*** Texto original
Y así lo llamamos como presidente de estaca. Al día siguiente, en la conferencia, él compartió este notable testimonio:

“Hace diecinueve años, el presidente de estaca me pidió que fuera uno de sus consejeros y yo dije: ‘Oh, no puedo ser consejero; estoy demasiado ocupado. Tengo toda la responsabilidad de las enfermedades, los accidentes, los partos en este pueblo. No podría ser consejero en la presidencia de estaca.’”
Así que encontraron a alguien más obediente, más sumiso, más dispuesto.
Cuando terminó la conferencia de estaca en la que se sostuvo al nuevo consejero, la congregación cantó:
“Iré adonde tú quieras, Señor. Seré lo que tú quieras que sea.”
Y me sentí como un criminal.”

Al día siguiente fui al hospital, donde tenía que realizar una operación sumamente crítica. La paciente era una joven madre que tenía varios hijos, y su esposo era un buen hombre joven. Debido a la naturaleza de la operación, sabía que excedía mis capacidades, así que me arrodillé en oración y le pedí al Señor que me ayudara. Entonces oí una voz acusadora que decía: “Ah, sí, ahora me necesitas, ¿pero qué pasó ayer? No tenías tiempo; no tenías tiempo.” Me estremecí tanto que me levanté de rodillas y caminé hacia mi oficina. Me humillé y dije: “Padre Celestial, tienes que ayudarme. Si no puedo realizar esta operación, habrá un joven sin su querida esposa, una pequeña familia sin madre. Si me ayudas a través de esta operación, te prometo que nunca más rechazaré nada que se me pida en la Iglesia.”
******
*** Material extraído
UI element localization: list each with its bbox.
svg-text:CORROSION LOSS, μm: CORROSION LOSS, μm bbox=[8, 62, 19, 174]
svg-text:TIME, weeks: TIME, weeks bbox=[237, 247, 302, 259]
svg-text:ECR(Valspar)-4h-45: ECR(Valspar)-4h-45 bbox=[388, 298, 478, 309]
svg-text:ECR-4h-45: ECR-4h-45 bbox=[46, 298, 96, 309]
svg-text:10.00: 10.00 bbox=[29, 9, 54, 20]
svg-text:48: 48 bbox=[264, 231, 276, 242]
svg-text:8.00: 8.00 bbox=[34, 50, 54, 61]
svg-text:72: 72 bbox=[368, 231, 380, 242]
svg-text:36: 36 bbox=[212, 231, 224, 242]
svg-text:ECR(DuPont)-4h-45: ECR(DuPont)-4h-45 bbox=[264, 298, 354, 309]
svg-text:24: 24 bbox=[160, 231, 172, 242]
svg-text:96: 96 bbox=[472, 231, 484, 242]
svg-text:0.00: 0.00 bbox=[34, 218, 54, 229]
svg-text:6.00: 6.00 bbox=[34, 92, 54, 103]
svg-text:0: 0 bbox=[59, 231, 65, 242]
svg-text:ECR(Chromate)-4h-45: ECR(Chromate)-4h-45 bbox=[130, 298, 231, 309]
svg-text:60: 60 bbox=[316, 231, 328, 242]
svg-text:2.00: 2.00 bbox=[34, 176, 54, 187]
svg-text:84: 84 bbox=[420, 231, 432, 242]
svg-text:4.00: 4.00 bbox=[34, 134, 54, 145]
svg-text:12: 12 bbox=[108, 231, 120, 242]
******
▶ [Objetivo del ejercicio]
¿Puedes copiar íntegro, sin cambiar nada, el texto sobre el testimonio del presidente de estaca? Las filas no guardan ninguna relación con el texto.

▶ [Respuesta del ejercicio]
Y así lo llamamos como presidente de estaca. Al día siguiente, en la conferencia, él compartió este notable testimonio:

“Hace diecinueve años, el presidente de estaca me pidió que fuera uno de sus consejeros y yo dije: ‘Oh, no puedo ser consejero; estoy demasiado ocupado. Tengo toda la responsabilidad de las enfermedades, los accidentes, los partos en este pueblo. No podría ser consejero en la presidencia de estaca.’”
Así que encontraron a alguien más obediente, más sumiso, más dispuesto.
Cuando terminó la conferencia de estaca en la que se sostuvo al nuevo consejero, la congregación cantó:
“Iré adonde tú quieras, Señor. Seré lo que tú quieras que sea.”
Y me sentí como un criminal.”

Al día siguiente fui al hospital, donde tenía que realizar una operación sumamente crítica. La paciente era una joven madre que tenía varios hijos, y su esposo era un buen hombre joven. Debido a la naturaleza de la operación, sabía que excedía mis capacidades, así que me arrodillé en oración y le pedí al Señor que me ayudara. Entonces oí una voz acusadora que decía: “Ah, sí, ahora me necesitas, ¿pero qué pasó ayer? No tenías tiempo; no tenías tiempo.” Me estremecí tanto que me levanté de rodillas y caminé hacia mi oficina. Me humillé y dije: “Padre Celestial, tienes que ayudarme. Si no puedo realizar esta operación, habrá un joven sin su querida esposa, una pequeña familia sin madre. Si me ayudas a través de esta operación, te prometo que nunca más rechazaré nada que se me pida en la Iglesia.”